## START RECORDS PROVIDED

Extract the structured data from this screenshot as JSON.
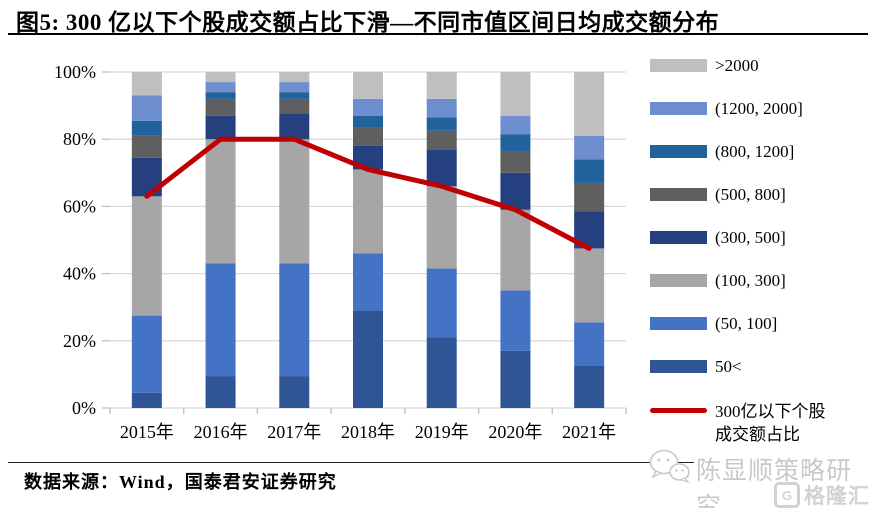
{
  "header": {
    "title": "图5: 300 亿以下个股成交额占比下滑—不同市值区间日均成交额分布"
  },
  "chart_data": {
    "type": "stacked_bar_line",
    "title": "300 亿以下个股成交额占比下滑—不同市值区间日均成交额分布",
    "categories": [
      "2015年",
      "2016年",
      "2017年",
      "2018年",
      "2019年",
      "2020年",
      "2021年"
    ],
    "unit": "percent share of daily average turnover by market-cap bucket (亿元)",
    "series": [
      {
        "name": "50<",
        "color": "#2F5597",
        "values": [
          4.5,
          9.5,
          9.5,
          29,
          21,
          17,
          12.5
        ]
      },
      {
        "name": "(50, 100]",
        "color": "#4472C4",
        "values": [
          23,
          33.5,
          33.5,
          17,
          20.5,
          18,
          13
        ]
      },
      {
        "name": "(100, 300]",
        "color": "#A6A6A6",
        "values": [
          35.5,
          37,
          37,
          25,
          24.5,
          24,
          22
        ]
      },
      {
        "name": "(300, 500]",
        "color": "#24407E",
        "values": [
          11.5,
          7,
          7.5,
          7,
          11,
          11,
          11
        ]
      },
      {
        "name": "(500, 800]",
        "color": "#5F5F5F",
        "values": [
          6.5,
          5,
          4.5,
          5.5,
          5.5,
          6.5,
          8.5
        ]
      },
      {
        "name": "(800, 1200]",
        "color": "#21629C",
        "values": [
          4.5,
          2,
          2,
          3.5,
          4,
          5,
          7
        ]
      },
      {
        "name": "(1200, 2000]",
        "color": "#6D8FD0",
        "values": [
          7.5,
          3,
          3,
          5,
          5.5,
          5.5,
          7
        ]
      },
      {
        "name": ">2000",
        "color": "#BFBFBF",
        "values": [
          7,
          3,
          3,
          8,
          8,
          13,
          19
        ]
      }
    ],
    "line": {
      "name": "300亿以下个股成交额占比",
      "label_line1": "300亿以下个股",
      "label_line2": "成交额占比",
      "color": "#C00000",
      "values": [
        63,
        80,
        80,
        71,
        66,
        59,
        47.5
      ]
    },
    "y_ticks": [
      "0%",
      "20%",
      "40%",
      "60%",
      "80%",
      "100%"
    ],
    "ylim": [
      0,
      100
    ],
    "grid": "horizontal",
    "legend_position": "right"
  },
  "footer": {
    "source": "数据来源：Wind，国泰君安证券研究"
  },
  "watermark": {
    "text": "陈显顺策略研究",
    "logo_text": "格隆汇"
  }
}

## END RECORDS PROVIDED

> TASK GOAL:
Copy out each line of the material that holds the word "不同市值区间日均成交额分布".

> RESULT OF THE TASK:
    "title": "图5: 300 亿以下个股成交额占比下滑—不同市值区间日均成交额分布"
    "title": "300 亿以下个股成交额占比下滑—不同市值区间日均成交额分布",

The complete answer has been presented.